▶ _THE PROBLEM_
Reproduce the material in full, exactly as written.

▶ _AVAILABLE RECORDS_

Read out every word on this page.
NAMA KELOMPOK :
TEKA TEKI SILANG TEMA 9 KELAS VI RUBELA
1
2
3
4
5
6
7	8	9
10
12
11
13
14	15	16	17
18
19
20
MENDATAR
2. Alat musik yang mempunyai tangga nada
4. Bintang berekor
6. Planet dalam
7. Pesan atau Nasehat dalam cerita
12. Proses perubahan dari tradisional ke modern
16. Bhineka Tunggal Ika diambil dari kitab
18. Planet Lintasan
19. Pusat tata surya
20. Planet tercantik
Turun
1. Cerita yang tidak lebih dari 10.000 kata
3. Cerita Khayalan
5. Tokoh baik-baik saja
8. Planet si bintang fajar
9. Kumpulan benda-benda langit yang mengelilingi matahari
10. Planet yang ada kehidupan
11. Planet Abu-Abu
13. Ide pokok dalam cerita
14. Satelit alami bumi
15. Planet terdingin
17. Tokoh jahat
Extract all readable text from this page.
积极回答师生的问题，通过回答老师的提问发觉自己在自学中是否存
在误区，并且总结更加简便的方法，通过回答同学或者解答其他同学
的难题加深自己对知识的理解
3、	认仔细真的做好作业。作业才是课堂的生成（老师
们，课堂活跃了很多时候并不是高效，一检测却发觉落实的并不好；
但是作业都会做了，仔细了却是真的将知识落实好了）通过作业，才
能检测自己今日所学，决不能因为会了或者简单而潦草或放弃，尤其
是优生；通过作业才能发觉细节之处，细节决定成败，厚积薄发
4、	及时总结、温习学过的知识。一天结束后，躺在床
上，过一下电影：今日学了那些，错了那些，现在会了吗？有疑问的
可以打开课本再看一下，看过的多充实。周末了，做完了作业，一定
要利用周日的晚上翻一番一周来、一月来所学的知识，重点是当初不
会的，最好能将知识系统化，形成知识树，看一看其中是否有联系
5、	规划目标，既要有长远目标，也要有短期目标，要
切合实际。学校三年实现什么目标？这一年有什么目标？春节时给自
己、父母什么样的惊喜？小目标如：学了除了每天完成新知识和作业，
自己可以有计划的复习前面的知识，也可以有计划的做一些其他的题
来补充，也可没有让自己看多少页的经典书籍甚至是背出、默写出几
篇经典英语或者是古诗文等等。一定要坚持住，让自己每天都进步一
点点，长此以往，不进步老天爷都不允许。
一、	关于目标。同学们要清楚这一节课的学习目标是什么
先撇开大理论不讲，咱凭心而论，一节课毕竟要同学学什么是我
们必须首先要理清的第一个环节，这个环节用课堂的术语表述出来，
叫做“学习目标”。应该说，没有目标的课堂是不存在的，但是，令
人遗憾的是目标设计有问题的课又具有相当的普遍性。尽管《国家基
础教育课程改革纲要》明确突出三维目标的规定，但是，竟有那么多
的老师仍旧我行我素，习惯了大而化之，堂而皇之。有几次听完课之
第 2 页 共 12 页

▶ _EXERCISE OUTPUT_
Read out every word on this page.
NAMA KELOMPOK :
TEKA TEKI SILANG TEMA 9 KELAS VI RUBELA
1
2
3
4
5
6
7	8	9
10
12
11
13
14	15	16	17
18
19
20
MENDATAR
2. Alat musik yang mempunyai tangga nada
4. Bintang berekor
6. Planet dalam
7. Pesan atau Nasehat dalam cerita
12. Proses perubahan dari tradisional ke modern
16. Bhineka Tunggal Ika diambil dari kitab
18. Planet Lintasan
19. Pusat tata surya
20. Planet tercantik
Turun
1. Cerita yang tidak lebih dari 10.000 kata
3. Cerita Khayalan
5. Tokoh baik-baik saja
8. Planet si bintang fajar
9. Kumpulan benda-benda langit yang mengelilingi matahari
10. Planet yang ada kehidupan
11. Planet Abu-Abu
13. Ide pokok dalam cerita
14. Satelit alami bumi
15. Planet terdingin
17. Tokoh jahat
Extract all readable text from this page.
积极回答师生的问题，通过回答老师的提问发觉自己在自学中是否存
在误区，并且总结更加简便的方法，通过回答同学或者解答其他同学
的难题加深自己对知识的理解
3、	认仔细真的做好作业。作业才是课堂的生成（老师
们，课堂活跃了很多时候并不是高效，一检测却发觉落实的并不好；
但是作业都会做了，仔细了却是真的将知识落实好了）通过作业，才
能检测自己今日所学，决不能因为会了或者简单而潦草或放弃，尤其
是优生；通过作业才能发觉细节之处，细节决定成败，厚积薄发
4、	及时总结、温习学过的知识。一天结束后，躺在床
上，过一下电影：今日学了那些，错了那些，现在会了吗？有疑问的
可以打开课本再看一下，看过的多充实。周末了，做完了作业，一定
要利用周日的晚上翻一番一周来、一月来所学的知识，重点是当初不
会的，最好能将知识系统化，形成知识树，看一看其中是否有联系
5、	规划目标，既要有长远目标，也要有短期目标，要
切合实际。学校三年实现什么目标？这一年有什么目标？春节时给自
己、父母什么样的惊喜？小目标如：学了除了每天完成新知识和作业，
自己可以有计划的复习前面的知识，也可以有计划的做一些其他的题
来补充，也可没有让自己看多少页的经典书籍甚至是背出、默写出几
篇经典英语或者是古诗文等等。一定要坚持住，让自己每天都进步一
点点，长此以往，不进步老天爷都不允许。
一、	关于目标。同学们要清楚这一节课的学习目标是什么
先撇开大理论不讲，咱凭心而论，一节课毕竟要同学学什么是我
们必须首先要理清的第一个环节，这个环节用课堂的术语表述出来，
叫做“学习目标”。应该说，没有目标的课堂是不存在的，但是，令
人遗憾的是目标设计有问题的课又具有相当的普遍性。尽管《国家基
础教育课程改革纲要》明确突出三维目标的规定，但是，竟有那么多
的老师仍旧我行我素，习惯了大而化之，堂而皇之。有几次听完课之
第 2 页 共 12 页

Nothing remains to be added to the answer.